[EXERCISE INPUT]:
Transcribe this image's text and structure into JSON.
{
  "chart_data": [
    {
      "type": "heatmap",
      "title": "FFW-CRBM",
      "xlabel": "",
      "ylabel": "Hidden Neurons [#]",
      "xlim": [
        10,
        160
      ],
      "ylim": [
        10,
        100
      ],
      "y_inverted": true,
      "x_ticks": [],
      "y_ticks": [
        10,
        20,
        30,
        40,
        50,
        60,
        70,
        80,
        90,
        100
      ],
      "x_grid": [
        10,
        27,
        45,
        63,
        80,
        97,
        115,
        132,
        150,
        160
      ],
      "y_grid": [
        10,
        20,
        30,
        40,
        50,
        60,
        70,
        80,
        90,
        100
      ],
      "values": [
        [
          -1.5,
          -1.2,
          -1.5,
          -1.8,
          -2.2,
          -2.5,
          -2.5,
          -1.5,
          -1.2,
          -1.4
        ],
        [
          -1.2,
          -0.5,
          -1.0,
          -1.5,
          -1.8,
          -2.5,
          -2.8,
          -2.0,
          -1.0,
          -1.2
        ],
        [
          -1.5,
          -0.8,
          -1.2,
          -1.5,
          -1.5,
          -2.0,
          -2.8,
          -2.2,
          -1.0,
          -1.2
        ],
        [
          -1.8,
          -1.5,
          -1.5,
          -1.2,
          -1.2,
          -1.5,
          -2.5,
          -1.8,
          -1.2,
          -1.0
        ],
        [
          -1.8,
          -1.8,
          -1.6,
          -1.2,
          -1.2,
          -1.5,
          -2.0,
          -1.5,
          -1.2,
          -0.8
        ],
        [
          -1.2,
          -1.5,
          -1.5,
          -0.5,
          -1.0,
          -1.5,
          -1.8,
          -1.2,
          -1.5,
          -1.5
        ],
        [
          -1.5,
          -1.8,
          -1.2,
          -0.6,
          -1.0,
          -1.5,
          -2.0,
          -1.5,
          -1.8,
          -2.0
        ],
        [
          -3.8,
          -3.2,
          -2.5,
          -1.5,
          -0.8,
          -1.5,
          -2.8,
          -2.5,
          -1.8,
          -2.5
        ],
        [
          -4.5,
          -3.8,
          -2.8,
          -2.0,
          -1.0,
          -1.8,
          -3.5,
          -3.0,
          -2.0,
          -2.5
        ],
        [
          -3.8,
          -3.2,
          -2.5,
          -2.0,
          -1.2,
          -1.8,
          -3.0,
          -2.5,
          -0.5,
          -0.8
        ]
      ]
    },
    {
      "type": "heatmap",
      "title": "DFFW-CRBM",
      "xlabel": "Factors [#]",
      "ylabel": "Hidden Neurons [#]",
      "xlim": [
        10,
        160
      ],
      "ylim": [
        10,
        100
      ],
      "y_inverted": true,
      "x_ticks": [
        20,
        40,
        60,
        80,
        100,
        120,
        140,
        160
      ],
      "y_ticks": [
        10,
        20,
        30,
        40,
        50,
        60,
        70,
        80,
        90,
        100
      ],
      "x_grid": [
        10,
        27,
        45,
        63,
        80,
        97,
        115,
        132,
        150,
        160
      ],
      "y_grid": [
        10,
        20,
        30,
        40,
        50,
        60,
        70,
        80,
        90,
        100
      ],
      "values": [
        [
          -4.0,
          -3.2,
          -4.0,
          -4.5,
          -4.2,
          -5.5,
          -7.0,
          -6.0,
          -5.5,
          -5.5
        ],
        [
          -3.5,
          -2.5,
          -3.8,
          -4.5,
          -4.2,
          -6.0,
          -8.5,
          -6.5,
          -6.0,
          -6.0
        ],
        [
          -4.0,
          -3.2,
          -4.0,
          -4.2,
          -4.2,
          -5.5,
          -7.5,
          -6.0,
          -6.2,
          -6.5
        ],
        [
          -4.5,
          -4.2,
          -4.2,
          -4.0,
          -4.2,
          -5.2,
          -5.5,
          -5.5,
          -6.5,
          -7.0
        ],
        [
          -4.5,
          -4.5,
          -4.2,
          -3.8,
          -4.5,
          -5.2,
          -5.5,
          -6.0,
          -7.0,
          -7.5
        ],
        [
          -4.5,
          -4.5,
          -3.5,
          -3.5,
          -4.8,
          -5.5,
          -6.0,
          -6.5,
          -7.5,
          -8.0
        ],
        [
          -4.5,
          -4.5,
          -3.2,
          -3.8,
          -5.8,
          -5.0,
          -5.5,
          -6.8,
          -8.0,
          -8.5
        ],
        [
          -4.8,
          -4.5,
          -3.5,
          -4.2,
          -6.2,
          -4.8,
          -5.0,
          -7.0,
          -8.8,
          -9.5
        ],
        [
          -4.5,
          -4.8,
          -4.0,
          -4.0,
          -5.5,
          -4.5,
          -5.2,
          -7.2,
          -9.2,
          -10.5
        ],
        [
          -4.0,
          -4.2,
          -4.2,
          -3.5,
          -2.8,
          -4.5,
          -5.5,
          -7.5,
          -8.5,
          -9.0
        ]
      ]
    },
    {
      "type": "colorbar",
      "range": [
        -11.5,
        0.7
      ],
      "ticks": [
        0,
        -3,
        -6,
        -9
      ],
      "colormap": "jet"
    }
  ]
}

[REQUIREMENT]: Extract the complete listing verbatim.

[THE REPLY]:
Transcribe this image's text and structure into JSON.
{
  "chart_data": [
    {
      "type": "heatmap",
      "title": "FFW-CRBM",
      "xlabel": "",
      "ylabel": "Hidden Neurons [#]",
      "xlim": [
        10,
        160
      ],
      "ylim": [
        10,
        100
      ],
      "y_inverted": true,
      "x_ticks": [],
      "y_ticks": [
        10,
        20,
        30,
        40,
        50,
        60,
        70,
        80,
        90,
        100
      ],
      "x_grid": [
        10,
        27,
        45,
        63,
        80,
        97,
        115,
        132,
        150,
        160
      ],
      "y_grid": [
        10,
        20,
        30,
        40,
        50,
        60,
        70,
        80,
        90,
        100
      ],
      "values": [
        [
          -1.5,
          -1.2,
          -1.5,
          -1.8,
          -2.2,
          -2.5,
          -2.5,
          -1.5,
          -1.2,
          -1.4
        ],
        [
          -1.2,
          -0.5,
          -1.0,
          -1.5,
          -1.8,
          -2.5,
          -2.8,
          -2.0,
          -1.0,
          -1.2
        ],
        [
          -1.5,
          -0.8,
          -1.2,
          -1.5,
          -1.5,
          -2.0,
          -2.8,
          -2.2,
          -1.0,
          -1.2
        ],
        [
          -1.8,
          -1.5,
          -1.5,
          -1.2,
          -1.2,
          -1.5,
          -2.5,
          -1.8,
          -1.2,
          -1.0
        ],
        [
          -1.8,
          -1.8,
          -1.6,
          -1.2,
          -1.2,
          -1.5,
          -2.0,
          -1.5,
          -1.2,
          -0.8
        ],
        [
          -1.2,
          -1.5,
          -1.5,
          -0.5,
          -1.0,
          -1.5,
          -1.8,
          -1.2,
          -1.5,
          -1.5
        ],
        [
          -1.5,
          -1.8,
          -1.2,
          -0.6,
          -1.0,
          -1.5,
          -2.0,
          -1.5,
          -1.8,
          -2.0
        ],
        [
          -3.8,
          -3.2,
          -2.5,
          -1.5,
          -0.8,
          -1.5,
          -2.8,
          -2.5,
          -1.8,
          -2.5
        ],
        [
          -4.5,
          -3.8,
          -2.8,
          -2.0,
          -1.0,
          -1.8,
          -3.5,
          -3.0,
          -2.0,
          -2.5
        ],
        [
          -3.8,
          -3.2,
          -2.5,
          -2.0,
          -1.2,
          -1.8,
          -3.0,
          -2.5,
          -0.5,
          -0.8
        ]
      ]
    },
    {
      "type": "heatmap",
      "title": "DFFW-CRBM",
      "xlabel": "Factors [#]",
      "ylabel": "Hidden Neurons [#]",
      "xlim": [
        10,
        160
      ],
      "ylim": [
        10,
        100
      ],
      "y_inverted": true,
      "x_ticks": [
        20,
        40,
        60,
        80,
        100,
        120,
        140,
        160
      ],
      "y_ticks": [
        10,
        20,
        30,
        40,
        50,
        60,
        70,
        80,
        90,
        100
      ],
      "x_grid": [
        10,
        27,
        45,
        63,
        80,
        97,
        115,
        132,
        150,
        160
      ],
      "y_grid": [
        10,
        20,
        30,
        40,
        50,
        60,
        70,
        80,
        90,
        100
      ],
      "values": [
        [
          -4.0,
          -3.2,
          -4.0,
          -4.5,
          -4.2,
          -5.5,
          -7.0,
          -6.0,
          -5.5,
          -5.5
        ],
        [
          -3.5,
          -2.5,
          -3.8,
          -4.5,
          -4.2,
          -6.0,
          -8.5,
          -6.5,
          -6.0,
          -6.0
        ],
        [
          -4.0,
          -3.2,
          -4.0,
          -4.2,
          -4.2,
          -5.5,
          -7.5,
          -6.0,
          -6.2,
          -6.5
        ],
        [
          -4.5,
          -4.2,
          -4.2,
          -4.0,
          -4.2,
          -5.2,
          -5.5,
          -5.5,
          -6.5,
          -7.0
        ],
        [
          -4.5,
          -4.5,
          -4.2,
          -3.8,
          -4.5,
          -5.2,
          -5.5,
          -6.0,
          -7.0,
          -7.5
        ],
        [
          -4.5,
          -4.5,
          -3.5,
          -3.5,
          -4.8,
          -5.5,
          -6.0,
          -6.5,
          -7.5,
          -8.0
        ],
        [
          -4.5,
          -4.5,
          -3.2,
          -3.8,
          -5.8,
          -5.0,
          -5.5,
          -6.8,
          -8.0,
          -8.5
        ],
        [
          -4.8,
          -4.5,
          -3.5,
          -4.2,
          -6.2,
          -4.8,
          -5.0,
          -7.0,
          -8.8,
          -9.5
        ],
        [
          -4.5,
          -4.8,
          -4.0,
          -4.0,
          -5.5,
          -4.5,
          -5.2,
          -7.2,
          -9.2,
          -10.5
        ],
        [
          -4.0,
          -4.2,
          -4.2,
          -3.5,
          -2.8,
          -4.5,
          -5.5,
          -7.5,
          -8.5,
          -9.0
        ]
      ]
    },
    {
      "type": "colorbar",
      "range": [
        -11.5,
        0.7
      ],
      "ticks": [
        0,
        -3,
        -6,
        -9
      ],
      "colormap": "jet"
    }
  ]
}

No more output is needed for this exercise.